## Start Data supplied
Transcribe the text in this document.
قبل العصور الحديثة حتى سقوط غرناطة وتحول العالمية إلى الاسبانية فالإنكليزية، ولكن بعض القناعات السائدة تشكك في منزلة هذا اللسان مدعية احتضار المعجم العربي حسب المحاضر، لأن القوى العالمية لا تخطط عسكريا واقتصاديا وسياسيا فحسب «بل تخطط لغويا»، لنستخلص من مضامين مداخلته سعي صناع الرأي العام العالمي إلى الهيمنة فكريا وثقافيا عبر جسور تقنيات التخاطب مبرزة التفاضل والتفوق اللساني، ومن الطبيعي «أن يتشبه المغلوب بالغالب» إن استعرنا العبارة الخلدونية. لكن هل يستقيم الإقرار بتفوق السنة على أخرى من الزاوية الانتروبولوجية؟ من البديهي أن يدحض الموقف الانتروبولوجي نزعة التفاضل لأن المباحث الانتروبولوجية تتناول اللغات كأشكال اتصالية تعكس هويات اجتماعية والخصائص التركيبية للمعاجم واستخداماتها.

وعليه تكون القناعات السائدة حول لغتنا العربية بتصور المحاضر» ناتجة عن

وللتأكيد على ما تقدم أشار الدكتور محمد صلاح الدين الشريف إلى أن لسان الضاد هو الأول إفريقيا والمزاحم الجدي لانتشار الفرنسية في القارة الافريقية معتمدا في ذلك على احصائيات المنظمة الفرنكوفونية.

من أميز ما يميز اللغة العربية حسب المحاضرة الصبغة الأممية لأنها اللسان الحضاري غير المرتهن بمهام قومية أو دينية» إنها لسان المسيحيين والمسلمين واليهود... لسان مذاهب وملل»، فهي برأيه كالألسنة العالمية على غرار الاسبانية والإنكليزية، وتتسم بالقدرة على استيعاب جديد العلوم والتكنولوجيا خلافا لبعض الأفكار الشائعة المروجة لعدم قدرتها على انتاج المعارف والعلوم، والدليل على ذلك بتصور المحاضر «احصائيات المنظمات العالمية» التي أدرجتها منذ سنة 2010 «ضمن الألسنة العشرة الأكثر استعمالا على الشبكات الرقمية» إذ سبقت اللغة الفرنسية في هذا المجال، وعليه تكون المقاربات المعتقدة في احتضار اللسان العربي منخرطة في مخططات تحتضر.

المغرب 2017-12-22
## End Data supplied
**Set task**
Write out the material exactly as given.

**Task response**
Transcribe the text in this document.
قبل العصور الحديثة حتى سقوط غرناطة وتحول العالمية إلى الاسبانية فالإنكليزية، ولكن بعض القناعات السائدة تشكك في منزلة هذا اللسان مدعية احتضار المعجم العربي حسب المحاضر، لأن القوى العالمية لا تخطط عسكريا واقتصاديا وسياسيا فحسب «بل تخطط لغويا»، لنستخلص من مضامين مداخلته سعي صناع الرأي العام العالمي إلى الهيمنة فكريا وثقافيا عبر جسور تقنيات التخاطب مبرزة التفاضل والتفوق اللساني، ومن الطبيعي «أن يتشبه المغلوب بالغالب» إن استعرنا العبارة الخلدونية. لكن هل يستقيم الإقرار بتفوق السنة على أخرى من الزاوية الانتروبولوجية؟ من البديهي أن يدحض الموقف الانتروبولوجي نزعة التفاضل لأن المباحث الانتروبولوجية تتناول اللغات كأشكال اتصالية تعكس هويات اجتماعية والخصائص التركيبية للمعاجم واستخداماتها.

وعليه تكون القناعات السائدة حول لغتنا العربية بتصور المحاضر» ناتجة عن

وللتأكيد على ما تقدم أشار الدكتور محمد صلاح الدين الشريف إلى أن لسان الضاد هو الأول إفريقيا والمزاحم الجدي لانتشار الفرنسية في القارة الافريقية معتمدا في ذلك على احصائيات المنظمة الفرنكوفونية.

من أميز ما يميز اللغة العربية حسب المحاضرة الصبغة الأممية لأنها اللسان الحضاري غير المرتهن بمهام قومية أو دينية» إنها لسان المسيحيين والمسلمين واليهود... لسان مذاهب وملل»، فهي برأيه كالألسنة العالمية على غرار الاسبانية والإنكليزية، وتتسم بالقدرة على استيعاب جديد العلوم والتكنولوجيا خلافا لبعض الأفكار الشائعة المروجة لعدم قدرتها على انتاج المعارف والعلوم، والدليل على ذلك بتصور المحاضر «احصائيات المنظمات العالمية» التي أدرجتها منذ سنة 2010 «ضمن الألسنة العشرة الأكثر استعمالا على الشبكات الرقمية» إذ سبقت اللغة الفرنسية في هذا المجال، وعليه تكون المقاربات المعتقدة في احتضار اللسان العربي منخرطة في مخططات تحتضر.

المغرب 2017-12-22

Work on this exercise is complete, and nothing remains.